TASK GOAL — In the lines below, how many hold the word "Возможны"? Answer only with the number.

━━ SOURCE DATA ━━

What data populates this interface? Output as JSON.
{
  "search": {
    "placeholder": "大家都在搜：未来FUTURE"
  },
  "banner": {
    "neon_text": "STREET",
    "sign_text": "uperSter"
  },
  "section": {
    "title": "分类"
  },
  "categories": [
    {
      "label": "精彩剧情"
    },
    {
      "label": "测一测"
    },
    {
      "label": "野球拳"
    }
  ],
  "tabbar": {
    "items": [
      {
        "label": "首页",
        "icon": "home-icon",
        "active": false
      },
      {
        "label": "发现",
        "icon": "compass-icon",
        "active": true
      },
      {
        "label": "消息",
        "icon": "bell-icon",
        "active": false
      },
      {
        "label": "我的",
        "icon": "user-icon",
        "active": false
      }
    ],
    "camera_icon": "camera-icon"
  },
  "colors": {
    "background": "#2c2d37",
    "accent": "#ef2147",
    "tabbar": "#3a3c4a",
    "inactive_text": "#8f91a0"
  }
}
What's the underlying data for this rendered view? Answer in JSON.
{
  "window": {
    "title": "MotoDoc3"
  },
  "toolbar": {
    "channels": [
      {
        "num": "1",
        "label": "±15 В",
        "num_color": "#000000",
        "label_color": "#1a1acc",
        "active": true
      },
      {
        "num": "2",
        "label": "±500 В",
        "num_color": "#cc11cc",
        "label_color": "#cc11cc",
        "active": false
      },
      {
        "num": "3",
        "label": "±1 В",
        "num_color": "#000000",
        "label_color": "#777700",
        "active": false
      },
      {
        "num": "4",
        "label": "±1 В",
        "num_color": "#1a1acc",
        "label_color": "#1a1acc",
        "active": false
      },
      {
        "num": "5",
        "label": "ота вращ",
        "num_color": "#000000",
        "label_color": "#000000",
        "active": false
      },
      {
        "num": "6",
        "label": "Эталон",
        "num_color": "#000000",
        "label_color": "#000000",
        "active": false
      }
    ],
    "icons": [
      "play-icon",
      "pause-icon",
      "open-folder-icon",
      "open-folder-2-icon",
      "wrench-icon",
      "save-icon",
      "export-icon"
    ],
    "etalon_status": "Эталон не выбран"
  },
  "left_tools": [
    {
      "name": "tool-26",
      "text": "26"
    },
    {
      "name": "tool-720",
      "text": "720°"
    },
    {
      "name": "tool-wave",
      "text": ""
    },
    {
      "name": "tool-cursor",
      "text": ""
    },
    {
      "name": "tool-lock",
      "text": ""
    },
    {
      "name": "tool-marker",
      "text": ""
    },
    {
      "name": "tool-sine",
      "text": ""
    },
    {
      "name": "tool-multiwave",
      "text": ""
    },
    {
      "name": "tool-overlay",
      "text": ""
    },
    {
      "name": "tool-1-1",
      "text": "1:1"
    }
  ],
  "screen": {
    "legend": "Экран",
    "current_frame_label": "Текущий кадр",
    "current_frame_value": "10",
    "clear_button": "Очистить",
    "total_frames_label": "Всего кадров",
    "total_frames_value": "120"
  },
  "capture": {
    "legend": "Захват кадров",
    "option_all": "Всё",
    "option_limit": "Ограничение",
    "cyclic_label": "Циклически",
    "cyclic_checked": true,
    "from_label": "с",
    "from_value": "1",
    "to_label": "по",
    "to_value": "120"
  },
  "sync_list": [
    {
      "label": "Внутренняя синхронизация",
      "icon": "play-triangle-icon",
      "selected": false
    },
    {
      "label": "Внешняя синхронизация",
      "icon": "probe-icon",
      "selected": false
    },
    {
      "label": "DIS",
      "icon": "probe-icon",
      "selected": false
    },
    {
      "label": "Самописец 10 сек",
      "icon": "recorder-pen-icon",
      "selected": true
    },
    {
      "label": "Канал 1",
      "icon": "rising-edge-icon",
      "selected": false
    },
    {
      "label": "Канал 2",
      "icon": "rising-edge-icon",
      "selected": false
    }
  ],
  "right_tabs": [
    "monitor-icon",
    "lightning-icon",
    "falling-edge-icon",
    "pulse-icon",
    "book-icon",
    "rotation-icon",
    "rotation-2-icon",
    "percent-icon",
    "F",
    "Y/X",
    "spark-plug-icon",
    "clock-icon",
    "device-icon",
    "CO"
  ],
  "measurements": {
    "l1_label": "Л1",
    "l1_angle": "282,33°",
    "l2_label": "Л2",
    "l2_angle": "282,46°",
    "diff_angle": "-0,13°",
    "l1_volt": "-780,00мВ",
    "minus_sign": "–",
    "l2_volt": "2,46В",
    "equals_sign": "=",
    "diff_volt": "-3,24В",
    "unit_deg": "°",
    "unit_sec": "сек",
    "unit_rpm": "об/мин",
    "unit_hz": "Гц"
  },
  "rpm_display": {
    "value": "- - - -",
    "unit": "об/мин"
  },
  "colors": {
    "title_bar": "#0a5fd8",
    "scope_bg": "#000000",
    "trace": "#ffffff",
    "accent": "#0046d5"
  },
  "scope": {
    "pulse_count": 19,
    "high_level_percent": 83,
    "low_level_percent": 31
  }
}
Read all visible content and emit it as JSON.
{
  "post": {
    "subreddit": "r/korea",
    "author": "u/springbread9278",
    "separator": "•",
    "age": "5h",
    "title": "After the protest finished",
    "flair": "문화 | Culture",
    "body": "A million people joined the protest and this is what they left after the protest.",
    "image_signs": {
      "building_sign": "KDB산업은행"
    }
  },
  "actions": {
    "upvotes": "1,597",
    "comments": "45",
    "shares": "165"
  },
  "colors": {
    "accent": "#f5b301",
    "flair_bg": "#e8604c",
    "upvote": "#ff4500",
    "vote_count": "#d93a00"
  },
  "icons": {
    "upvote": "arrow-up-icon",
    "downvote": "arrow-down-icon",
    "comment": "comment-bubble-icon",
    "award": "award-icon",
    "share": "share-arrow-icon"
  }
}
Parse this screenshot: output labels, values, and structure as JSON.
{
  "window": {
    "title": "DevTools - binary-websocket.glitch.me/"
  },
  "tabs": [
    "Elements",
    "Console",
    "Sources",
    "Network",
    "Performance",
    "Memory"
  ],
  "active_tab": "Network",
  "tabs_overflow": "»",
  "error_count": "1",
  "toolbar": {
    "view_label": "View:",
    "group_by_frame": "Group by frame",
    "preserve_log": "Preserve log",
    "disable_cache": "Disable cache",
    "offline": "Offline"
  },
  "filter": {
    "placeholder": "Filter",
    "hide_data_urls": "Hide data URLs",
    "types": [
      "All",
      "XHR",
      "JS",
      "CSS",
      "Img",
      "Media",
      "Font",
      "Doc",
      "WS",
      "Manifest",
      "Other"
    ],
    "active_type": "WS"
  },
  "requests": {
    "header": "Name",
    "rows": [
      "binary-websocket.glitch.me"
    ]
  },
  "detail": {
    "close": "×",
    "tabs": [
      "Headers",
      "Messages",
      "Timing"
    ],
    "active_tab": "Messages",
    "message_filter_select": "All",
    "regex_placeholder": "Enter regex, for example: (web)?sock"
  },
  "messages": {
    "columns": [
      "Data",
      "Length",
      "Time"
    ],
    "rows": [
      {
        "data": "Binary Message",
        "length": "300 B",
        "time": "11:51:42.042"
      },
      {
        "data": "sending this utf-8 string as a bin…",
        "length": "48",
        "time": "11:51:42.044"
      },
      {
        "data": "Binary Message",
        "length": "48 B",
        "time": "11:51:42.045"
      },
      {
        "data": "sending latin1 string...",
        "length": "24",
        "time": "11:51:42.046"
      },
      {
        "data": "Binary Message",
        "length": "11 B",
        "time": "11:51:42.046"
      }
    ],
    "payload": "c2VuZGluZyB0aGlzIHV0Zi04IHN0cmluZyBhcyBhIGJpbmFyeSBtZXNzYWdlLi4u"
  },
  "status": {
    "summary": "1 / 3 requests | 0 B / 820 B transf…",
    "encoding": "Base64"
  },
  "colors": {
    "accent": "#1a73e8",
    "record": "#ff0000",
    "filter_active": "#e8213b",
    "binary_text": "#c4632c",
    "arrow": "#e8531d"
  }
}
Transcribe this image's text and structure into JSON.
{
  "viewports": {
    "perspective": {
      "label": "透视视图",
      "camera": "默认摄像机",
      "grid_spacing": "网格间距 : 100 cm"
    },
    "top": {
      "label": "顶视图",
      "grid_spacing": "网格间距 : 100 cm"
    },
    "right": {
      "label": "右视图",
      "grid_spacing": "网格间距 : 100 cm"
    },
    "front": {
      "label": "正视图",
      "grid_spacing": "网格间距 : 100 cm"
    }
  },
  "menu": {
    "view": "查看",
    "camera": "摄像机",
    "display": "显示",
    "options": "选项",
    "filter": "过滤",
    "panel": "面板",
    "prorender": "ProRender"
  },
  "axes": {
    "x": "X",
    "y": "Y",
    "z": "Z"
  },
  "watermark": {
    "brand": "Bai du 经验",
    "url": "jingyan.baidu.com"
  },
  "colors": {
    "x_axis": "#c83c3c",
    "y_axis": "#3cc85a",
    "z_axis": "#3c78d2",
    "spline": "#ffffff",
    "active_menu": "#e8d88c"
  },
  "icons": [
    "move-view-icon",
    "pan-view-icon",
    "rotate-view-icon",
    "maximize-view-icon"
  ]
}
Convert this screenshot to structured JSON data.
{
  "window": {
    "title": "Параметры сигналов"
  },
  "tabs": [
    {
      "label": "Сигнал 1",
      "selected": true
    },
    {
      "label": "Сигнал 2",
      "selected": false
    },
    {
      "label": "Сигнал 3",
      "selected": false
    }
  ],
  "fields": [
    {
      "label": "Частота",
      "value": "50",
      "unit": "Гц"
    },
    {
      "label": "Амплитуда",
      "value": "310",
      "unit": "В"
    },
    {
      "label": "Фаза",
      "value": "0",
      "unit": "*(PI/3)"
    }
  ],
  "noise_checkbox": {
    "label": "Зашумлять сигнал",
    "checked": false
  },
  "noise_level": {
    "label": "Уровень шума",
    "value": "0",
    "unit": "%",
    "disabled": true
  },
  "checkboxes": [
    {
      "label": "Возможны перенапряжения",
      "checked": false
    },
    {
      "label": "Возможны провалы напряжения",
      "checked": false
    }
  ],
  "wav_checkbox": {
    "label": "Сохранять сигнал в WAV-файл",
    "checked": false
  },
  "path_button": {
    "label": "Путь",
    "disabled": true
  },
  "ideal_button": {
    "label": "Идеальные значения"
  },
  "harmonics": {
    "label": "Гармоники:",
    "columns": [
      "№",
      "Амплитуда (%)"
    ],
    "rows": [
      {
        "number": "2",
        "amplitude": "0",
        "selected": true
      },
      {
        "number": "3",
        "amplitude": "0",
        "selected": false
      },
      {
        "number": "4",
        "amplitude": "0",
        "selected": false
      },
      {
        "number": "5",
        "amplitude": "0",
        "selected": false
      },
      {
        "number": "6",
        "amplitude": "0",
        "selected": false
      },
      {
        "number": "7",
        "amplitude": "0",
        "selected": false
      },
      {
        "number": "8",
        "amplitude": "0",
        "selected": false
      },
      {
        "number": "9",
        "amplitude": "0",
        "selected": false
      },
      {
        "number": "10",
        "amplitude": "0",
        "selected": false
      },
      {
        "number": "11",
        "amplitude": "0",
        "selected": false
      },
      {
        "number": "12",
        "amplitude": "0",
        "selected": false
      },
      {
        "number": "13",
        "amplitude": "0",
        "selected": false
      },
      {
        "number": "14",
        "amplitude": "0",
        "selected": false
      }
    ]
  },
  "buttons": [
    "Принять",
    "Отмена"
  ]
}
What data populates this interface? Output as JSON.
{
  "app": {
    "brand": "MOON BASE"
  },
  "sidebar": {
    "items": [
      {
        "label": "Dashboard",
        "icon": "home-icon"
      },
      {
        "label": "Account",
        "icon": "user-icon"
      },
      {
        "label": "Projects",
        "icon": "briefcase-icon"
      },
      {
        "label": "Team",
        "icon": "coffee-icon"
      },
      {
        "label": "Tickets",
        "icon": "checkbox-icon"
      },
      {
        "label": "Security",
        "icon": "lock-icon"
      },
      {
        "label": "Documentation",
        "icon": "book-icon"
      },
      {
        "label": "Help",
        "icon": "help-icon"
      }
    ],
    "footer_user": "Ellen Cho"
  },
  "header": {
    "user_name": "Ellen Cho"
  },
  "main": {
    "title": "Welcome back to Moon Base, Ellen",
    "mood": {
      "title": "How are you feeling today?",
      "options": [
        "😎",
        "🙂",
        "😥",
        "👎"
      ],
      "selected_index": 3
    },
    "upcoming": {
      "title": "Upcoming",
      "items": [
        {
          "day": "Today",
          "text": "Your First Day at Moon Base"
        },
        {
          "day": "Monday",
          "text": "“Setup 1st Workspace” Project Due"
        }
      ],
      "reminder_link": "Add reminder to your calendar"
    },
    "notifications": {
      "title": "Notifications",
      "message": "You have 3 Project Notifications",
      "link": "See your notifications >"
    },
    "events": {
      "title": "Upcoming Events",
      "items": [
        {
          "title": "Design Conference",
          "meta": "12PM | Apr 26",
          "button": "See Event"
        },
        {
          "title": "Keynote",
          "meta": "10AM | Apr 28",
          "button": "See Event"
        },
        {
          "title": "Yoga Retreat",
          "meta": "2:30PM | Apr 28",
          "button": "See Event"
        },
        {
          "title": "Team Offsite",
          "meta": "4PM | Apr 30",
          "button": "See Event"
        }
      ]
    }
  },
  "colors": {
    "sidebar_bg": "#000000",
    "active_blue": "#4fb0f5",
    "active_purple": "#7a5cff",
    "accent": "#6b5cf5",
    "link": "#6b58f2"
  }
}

━━━

ANSWER FOR THE TASK — 2